## start Data supplied

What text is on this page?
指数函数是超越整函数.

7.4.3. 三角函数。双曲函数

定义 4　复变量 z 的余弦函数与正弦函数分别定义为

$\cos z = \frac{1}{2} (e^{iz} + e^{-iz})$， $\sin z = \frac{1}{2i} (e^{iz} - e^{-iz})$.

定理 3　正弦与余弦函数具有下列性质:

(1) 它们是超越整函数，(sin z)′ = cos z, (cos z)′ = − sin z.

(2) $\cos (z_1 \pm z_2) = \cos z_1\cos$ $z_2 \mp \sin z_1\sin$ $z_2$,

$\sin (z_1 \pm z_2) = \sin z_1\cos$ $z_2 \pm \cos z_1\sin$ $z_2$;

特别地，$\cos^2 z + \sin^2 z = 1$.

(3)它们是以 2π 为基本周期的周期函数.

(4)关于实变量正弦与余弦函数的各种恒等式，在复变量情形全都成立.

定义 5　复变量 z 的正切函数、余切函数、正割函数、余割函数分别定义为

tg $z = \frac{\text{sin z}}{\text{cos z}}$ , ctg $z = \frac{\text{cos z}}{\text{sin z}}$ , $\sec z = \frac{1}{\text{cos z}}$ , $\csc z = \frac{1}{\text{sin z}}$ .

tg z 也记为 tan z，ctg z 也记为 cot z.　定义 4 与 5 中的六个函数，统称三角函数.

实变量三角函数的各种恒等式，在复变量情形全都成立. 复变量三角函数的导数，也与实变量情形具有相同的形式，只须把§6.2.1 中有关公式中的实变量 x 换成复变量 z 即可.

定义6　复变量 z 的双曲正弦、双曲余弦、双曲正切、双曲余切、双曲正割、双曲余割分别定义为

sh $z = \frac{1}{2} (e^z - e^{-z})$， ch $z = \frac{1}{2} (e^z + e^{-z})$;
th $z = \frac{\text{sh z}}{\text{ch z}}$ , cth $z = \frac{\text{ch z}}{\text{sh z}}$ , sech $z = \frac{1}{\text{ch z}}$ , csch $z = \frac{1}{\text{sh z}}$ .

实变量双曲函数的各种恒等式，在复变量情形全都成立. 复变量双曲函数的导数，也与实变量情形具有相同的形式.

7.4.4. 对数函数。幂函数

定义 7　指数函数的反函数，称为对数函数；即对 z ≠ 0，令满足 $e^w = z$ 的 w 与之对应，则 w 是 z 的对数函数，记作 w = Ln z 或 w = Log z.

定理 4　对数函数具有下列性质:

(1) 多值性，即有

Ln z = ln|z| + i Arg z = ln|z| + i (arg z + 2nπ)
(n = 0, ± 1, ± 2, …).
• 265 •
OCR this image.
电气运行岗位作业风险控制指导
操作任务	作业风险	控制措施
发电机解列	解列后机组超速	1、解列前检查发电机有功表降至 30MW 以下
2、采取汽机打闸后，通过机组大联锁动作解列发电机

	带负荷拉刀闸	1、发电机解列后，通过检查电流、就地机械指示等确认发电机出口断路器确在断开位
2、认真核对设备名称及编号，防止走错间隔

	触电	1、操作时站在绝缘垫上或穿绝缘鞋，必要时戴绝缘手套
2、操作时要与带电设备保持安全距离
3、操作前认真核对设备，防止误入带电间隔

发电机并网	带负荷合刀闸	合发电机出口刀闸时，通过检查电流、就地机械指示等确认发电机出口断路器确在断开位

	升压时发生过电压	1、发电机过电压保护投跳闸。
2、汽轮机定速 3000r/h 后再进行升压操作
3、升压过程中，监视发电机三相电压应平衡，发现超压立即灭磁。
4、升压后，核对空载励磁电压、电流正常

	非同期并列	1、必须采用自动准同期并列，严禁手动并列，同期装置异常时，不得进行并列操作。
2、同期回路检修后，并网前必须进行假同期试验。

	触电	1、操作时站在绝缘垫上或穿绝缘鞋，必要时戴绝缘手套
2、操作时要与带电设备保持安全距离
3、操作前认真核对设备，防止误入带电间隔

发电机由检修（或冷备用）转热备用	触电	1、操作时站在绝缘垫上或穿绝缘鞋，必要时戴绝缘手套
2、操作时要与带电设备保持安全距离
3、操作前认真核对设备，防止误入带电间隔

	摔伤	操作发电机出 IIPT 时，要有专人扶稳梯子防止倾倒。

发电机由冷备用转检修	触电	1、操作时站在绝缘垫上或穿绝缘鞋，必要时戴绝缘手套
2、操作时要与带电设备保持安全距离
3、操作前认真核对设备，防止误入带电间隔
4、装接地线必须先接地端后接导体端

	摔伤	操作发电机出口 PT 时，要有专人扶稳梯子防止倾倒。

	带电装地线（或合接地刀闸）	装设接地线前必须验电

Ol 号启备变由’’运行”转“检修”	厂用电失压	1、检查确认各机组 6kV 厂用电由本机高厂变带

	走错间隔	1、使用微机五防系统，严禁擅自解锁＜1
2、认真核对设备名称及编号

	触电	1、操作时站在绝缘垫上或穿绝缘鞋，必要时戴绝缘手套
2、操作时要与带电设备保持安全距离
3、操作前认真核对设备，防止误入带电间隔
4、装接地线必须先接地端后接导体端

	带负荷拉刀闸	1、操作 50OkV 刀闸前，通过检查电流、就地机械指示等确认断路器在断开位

## end Data supplied

> [Task brief]: Extract the full listing above without altering anything.

> [Expected answer]:
What text is on this page?
指数函数是超越整函数.

7.4.3. 三角函数。双曲函数

定义 4　复变量 z 的余弦函数与正弦函数分别定义为

$\cos z = \frac{1}{2} (e^{iz} + e^{-iz})$， $\sin z = \frac{1}{2i} (e^{iz} - e^{-iz})$.

定理 3　正弦与余弦函数具有下列性质:

(1) 它们是超越整函数，(sin z)′ = cos z, (cos z)′ = − sin z.

(2) $\cos (z_1 \pm z_2) = \cos z_1\cos$ $z_2 \mp \sin z_1\sin$ $z_2$,

$\sin (z_1 \pm z_2) = \sin z_1\cos$ $z_2 \pm \cos z_1\sin$ $z_2$;

特别地，$\cos^2 z + \sin^2 z = 1$.

(3)它们是以 2π 为基本周期的周期函数.

(4)关于实变量正弦与余弦函数的各种恒等式，在复变量情形全都成立.

定义 5　复变量 z 的正切函数、余切函数、正割函数、余割函数分别定义为

tg $z = \frac{\text{sin z}}{\text{cos z}}$ , ctg $z = \frac{\text{cos z}}{\text{sin z}}$ , $\sec z = \frac{1}{\text{cos z}}$ , $\csc z = \frac{1}{\text{sin z}}$ .

tg z 也记为 tan z，ctg z 也记为 cot z.　定义 4 与 5 中的六个函数，统称三角函数.

实变量三角函数的各种恒等式，在复变量情形全都成立. 复变量三角函数的导数，也与实变量情形具有相同的形式，只须把§6.2.1 中有关公式中的实变量 x 换成复变量 z 即可.

定义6　复变量 z 的双曲正弦、双曲余弦、双曲正切、双曲余切、双曲正割、双曲余割分别定义为

sh $z = \frac{1}{2} (e^z - e^{-z})$， ch $z = \frac{1}{2} (e^z + e^{-z})$;
th $z = \frac{\text{sh z}}{\text{ch z}}$ , cth $z = \frac{\text{ch z}}{\text{sh z}}$ , sech $z = \frac{1}{\text{ch z}}$ , csch $z = \frac{1}{\text{sh z}}$ .

实变量双曲函数的各种恒等式，在复变量情形全都成立. 复变量双曲函数的导数，也与实变量情形具有相同的形式.

7.4.4. 对数函数。幂函数

定义 7　指数函数的反函数，称为对数函数；即对 z ≠ 0，令满足 $e^w = z$ 的 w 与之对应，则 w 是 z 的对数函数，记作 w = Ln z 或 w = Log z.

定理 4　对数函数具有下列性质:

(1) 多值性，即有

Ln z = ln|z| + i Arg z = ln|z| + i (arg z + 2nπ)
(n = 0, ± 1, ± 2, …).
• 265 •
OCR this image.
电气运行岗位作业风险控制指导
操作任务	作业风险	控制措施
发电机解列	解列后机组超速	1、解列前检查发电机有功表降至 30MW 以下
2、采取汽机打闸后，通过机组大联锁动作解列发电机

	带负荷拉刀闸	1、发电机解列后，通过检查电流、就地机械指示等确认发电机出口断路器确在断开位
2、认真核对设备名称及编号，防止走错间隔

	触电	1、操作时站在绝缘垫上或穿绝缘鞋，必要时戴绝缘手套
2、操作时要与带电设备保持安全距离
3、操作前认真核对设备，防止误入带电间隔

发电机并网	带负荷合刀闸	合发电机出口刀闸时，通过检查电流、就地机械指示等确认发电机出口断路器确在断开位

	升压时发生过电压	1、发电机过电压保护投跳闸。
2、汽轮机定速 3000r/h 后再进行升压操作
3、升压过程中，监视发电机三相电压应平衡，发现超压立即灭磁。
4、升压后，核对空载励磁电压、电流正常

	非同期并列	1、必须采用自动准同期并列，严禁手动并列，同期装置异常时，不得进行并列操作。
2、同期回路检修后，并网前必须进行假同期试验。

	触电	1、操作时站在绝缘垫上或穿绝缘鞋，必要时戴绝缘手套
2、操作时要与带电设备保持安全距离
3、操作前认真核对设备，防止误入带电间隔

发电机由检修（或冷备用）转热备用	触电	1、操作时站在绝缘垫上或穿绝缘鞋，必要时戴绝缘手套
2、操作时要与带电设备保持安全距离
3、操作前认真核对设备，防止误入带电间隔

	摔伤	操作发电机出 IIPT 时，要有专人扶稳梯子防止倾倒。

发电机由冷备用转检修	触电	1、操作时站在绝缘垫上或穿绝缘鞋，必要时戴绝缘手套
2、操作时要与带电设备保持安全距离
3、操作前认真核对设备，防止误入带电间隔
4、装接地线必须先接地端后接导体端

	摔伤	操作发电机出口 PT 时，要有专人扶稳梯子防止倾倒。

	带电装地线（或合接地刀闸）	装设接地线前必须验电

Ol 号启备变由’’运行”转“检修”	厂用电失压	1、检查确认各机组 6kV 厂用电由本机高厂变带

	走错间隔	1、使用微机五防系统，严禁擅自解锁＜1
2、认真核对设备名称及编号

	触电	1、操作时站在绝缘垫上或穿绝缘鞋，必要时戴绝缘手套
2、操作时要与带电设备保持安全距离
3、操作前认真核对设备，防止误入带电间隔
4、装接地线必须先接地端后接导体端

	带负荷拉刀闸	1、操作 50OkV 刀闸前，通过检查电流、就地机械指示等确认断路器在断开位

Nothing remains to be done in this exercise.